THE EXERCISE: Word for word, restate every line of the material.

PROVIDED INFORMATION:
..........

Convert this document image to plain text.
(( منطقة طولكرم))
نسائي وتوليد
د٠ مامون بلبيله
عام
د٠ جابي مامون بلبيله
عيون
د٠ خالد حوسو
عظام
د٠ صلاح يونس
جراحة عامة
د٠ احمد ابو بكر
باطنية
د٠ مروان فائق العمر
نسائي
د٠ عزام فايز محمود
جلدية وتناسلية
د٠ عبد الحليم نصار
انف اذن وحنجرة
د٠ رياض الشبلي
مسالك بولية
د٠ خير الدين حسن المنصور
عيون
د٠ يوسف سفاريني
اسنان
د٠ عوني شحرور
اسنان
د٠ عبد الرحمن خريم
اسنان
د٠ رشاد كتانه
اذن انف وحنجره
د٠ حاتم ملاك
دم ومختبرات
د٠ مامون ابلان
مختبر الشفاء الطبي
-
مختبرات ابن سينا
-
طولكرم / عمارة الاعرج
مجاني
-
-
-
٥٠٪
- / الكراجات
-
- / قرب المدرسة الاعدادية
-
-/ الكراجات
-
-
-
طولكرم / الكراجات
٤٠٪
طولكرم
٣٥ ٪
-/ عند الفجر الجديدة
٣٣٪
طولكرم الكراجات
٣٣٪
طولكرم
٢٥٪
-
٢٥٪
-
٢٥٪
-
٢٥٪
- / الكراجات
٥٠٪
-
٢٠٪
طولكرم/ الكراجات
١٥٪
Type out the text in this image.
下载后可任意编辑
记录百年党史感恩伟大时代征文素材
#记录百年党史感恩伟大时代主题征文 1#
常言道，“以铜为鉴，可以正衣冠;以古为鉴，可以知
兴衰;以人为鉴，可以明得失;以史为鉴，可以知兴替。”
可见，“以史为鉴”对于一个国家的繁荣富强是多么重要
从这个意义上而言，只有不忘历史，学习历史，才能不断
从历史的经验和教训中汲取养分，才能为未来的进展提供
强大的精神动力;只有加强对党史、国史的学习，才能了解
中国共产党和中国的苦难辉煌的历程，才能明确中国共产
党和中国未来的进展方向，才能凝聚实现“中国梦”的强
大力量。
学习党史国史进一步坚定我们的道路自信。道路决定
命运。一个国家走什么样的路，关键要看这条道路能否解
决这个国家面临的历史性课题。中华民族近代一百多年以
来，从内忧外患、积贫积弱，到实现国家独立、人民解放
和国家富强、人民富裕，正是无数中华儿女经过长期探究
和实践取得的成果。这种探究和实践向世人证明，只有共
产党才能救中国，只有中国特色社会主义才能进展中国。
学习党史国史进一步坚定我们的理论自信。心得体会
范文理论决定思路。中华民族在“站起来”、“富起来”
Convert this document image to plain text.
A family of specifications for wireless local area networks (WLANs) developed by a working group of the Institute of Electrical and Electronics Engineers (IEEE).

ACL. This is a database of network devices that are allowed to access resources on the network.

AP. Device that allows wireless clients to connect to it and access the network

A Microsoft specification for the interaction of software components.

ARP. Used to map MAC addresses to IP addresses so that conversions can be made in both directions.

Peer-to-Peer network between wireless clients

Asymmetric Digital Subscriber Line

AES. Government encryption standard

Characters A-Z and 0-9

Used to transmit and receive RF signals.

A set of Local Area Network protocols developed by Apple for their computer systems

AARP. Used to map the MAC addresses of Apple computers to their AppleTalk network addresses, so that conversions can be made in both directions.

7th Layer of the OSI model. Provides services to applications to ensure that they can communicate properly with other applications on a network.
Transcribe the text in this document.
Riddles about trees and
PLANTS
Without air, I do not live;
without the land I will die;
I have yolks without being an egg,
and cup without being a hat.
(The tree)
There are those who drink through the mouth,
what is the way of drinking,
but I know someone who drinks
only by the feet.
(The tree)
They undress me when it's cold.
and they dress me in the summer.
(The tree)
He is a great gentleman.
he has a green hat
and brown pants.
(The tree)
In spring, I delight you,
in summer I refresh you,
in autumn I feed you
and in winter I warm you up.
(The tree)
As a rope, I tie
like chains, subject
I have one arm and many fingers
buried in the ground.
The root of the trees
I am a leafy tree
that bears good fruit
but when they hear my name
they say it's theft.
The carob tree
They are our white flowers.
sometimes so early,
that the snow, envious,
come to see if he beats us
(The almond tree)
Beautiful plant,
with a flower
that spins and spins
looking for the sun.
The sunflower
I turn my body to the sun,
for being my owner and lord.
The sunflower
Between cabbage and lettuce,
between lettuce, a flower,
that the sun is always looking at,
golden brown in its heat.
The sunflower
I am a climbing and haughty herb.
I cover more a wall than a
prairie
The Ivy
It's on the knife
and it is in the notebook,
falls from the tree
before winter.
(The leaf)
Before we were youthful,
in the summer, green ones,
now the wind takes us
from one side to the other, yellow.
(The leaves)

..........

FINAL RESULT:
Convert this document image to plain text.
(( منطقة طولكرم))
نسائي وتوليد
د٠ مامون بلبيله
عام
د٠ جابي مامون بلبيله
عيون
د٠ خالد حوسو
عظام
د٠ صلاح يونس
جراحة عامة
د٠ احمد ابو بكر
باطنية
د٠ مروان فائق العمر
نسائي
د٠ عزام فايز محمود
جلدية وتناسلية
د٠ عبد الحليم نصار
انف اذن وحنجرة
د٠ رياض الشبلي
مسالك بولية
د٠ خير الدين حسن المنصور
عيون
د٠ يوسف سفاريني
اسنان
د٠ عوني شحرور
اسنان
د٠ عبد الرحمن خريم
اسنان
د٠ رشاد كتانه
اذن انف وحنجره
د٠ حاتم ملاك
دم ومختبرات
د٠ مامون ابلان
مختبر الشفاء الطبي
-
مختبرات ابن سينا
-
طولكرم / عمارة الاعرج
مجاني
-
-
-
٥٠٪
- / الكراجات
-
- / قرب المدرسة الاعدادية
-
-/ الكراجات
-
-
-
طولكرم / الكراجات
٤٠٪
طولكرم
٣٥ ٪
-/ عند الفجر الجديدة
٣٣٪
طولكرم الكراجات
٣٣٪
طولكرم
٢٥٪
-
٢٥٪
-
٢٥٪
-
٢٥٪
- / الكراجات
٥٠٪
-
٢٠٪
طولكرم/ الكراجات
١٥٪
Type out the text in this image.
下载后可任意编辑
记录百年党史感恩伟大时代征文素材
#记录百年党史感恩伟大时代主题征文 1#
常言道，“以铜为鉴，可以正衣冠;以古为鉴，可以知
兴衰;以人为鉴，可以明得失;以史为鉴，可以知兴替。”
可见，“以史为鉴”对于一个国家的繁荣富强是多么重要
从这个意义上而言，只有不忘历史，学习历史，才能不断
从历史的经验和教训中汲取养分，才能为未来的进展提供
强大的精神动力;只有加强对党史、国史的学习，才能了解
中国共产党和中国的苦难辉煌的历程，才能明确中国共产
党和中国未来的进展方向，才能凝聚实现“中国梦”的强
大力量。
学习党史国史进一步坚定我们的道路自信。道路决定
命运。一个国家走什么样的路，关键要看这条道路能否解
决这个国家面临的历史性课题。中华民族近代一百多年以
来，从内忧外患、积贫积弱，到实现国家独立、人民解放
和国家富强、人民富裕，正是无数中华儿女经过长期探究
和实践取得的成果。这种探究和实践向世人证明，只有共
产党才能救中国，只有中国特色社会主义才能进展中国。
学习党史国史进一步坚定我们的理论自信。心得体会
范文理论决定思路。中华民族在“站起来”、“富起来”
Convert this document image to plain text.
A family of specifications for wireless local area networks (WLANs) developed by a working group of the Institute of Electrical and Electronics Engineers (IEEE).

ACL. This is a database of network devices that are allowed to access resources on the network.

AP. Device that allows wireless clients to connect to it and access the network

A Microsoft specification for the interaction of software components.

ARP. Used to map MAC addresses to IP addresses so that conversions can be made in both directions.

Peer-to-Peer network between wireless clients

Asymmetric Digital Subscriber Line

AES. Government encryption standard

Characters A-Z and 0-9

Used to transmit and receive RF signals.

A set of Local Area Network protocols developed by Apple for their computer systems

AARP. Used to map the MAC addresses of Apple computers to their AppleTalk network addresses, so that conversions can be made in both directions.

7th Layer of the OSI model. Provides services to applications to ensure that they can communicate properly with other applications on a network.
Transcribe the text in this document.
Riddles about trees and
PLANTS
Without air, I do not live;
without the land I will die;
I have yolks without being an egg,
and cup without being a hat.
(The tree)
There are those who drink through the mouth,
what is the way of drinking,
but I know someone who drinks
only by the feet.
(The tree)
They undress me when it's cold.
and they dress me in the summer.
(The tree)
He is a great gentleman.
he has a green hat
and brown pants.
(The tree)
In spring, I delight you,
in summer I refresh you,
in autumn I feed you
and in winter I warm you up.
(The tree)
As a rope, I tie
like chains, subject
I have one arm and many fingers
buried in the ground.
The root of the trees
I am a leafy tree
that bears good fruit
but when they hear my name
they say it's theft.
The carob tree
They are our white flowers.
sometimes so early,
that the snow, envious,
come to see if he beats us
(The almond tree)
Beautiful plant,
with a flower
that spins and spins
looking for the sun.
The sunflower
I turn my body to the sun,
for being my owner and lord.
The sunflower
Between cabbage and lettuce,
between lettuce, a flower,
that the sun is always looking at,
golden brown in its heat.
The sunflower
I am a climbing and haughty herb.
I cover more a wall than a
prairie
The Ivy
It's on the knife
and it is in the notebook,
falls from the tree
before winter.
(The leaf)
Before we were youthful,
in the summer, green ones,
now the wind takes us
from one side to the other, yellow.
(The leaves)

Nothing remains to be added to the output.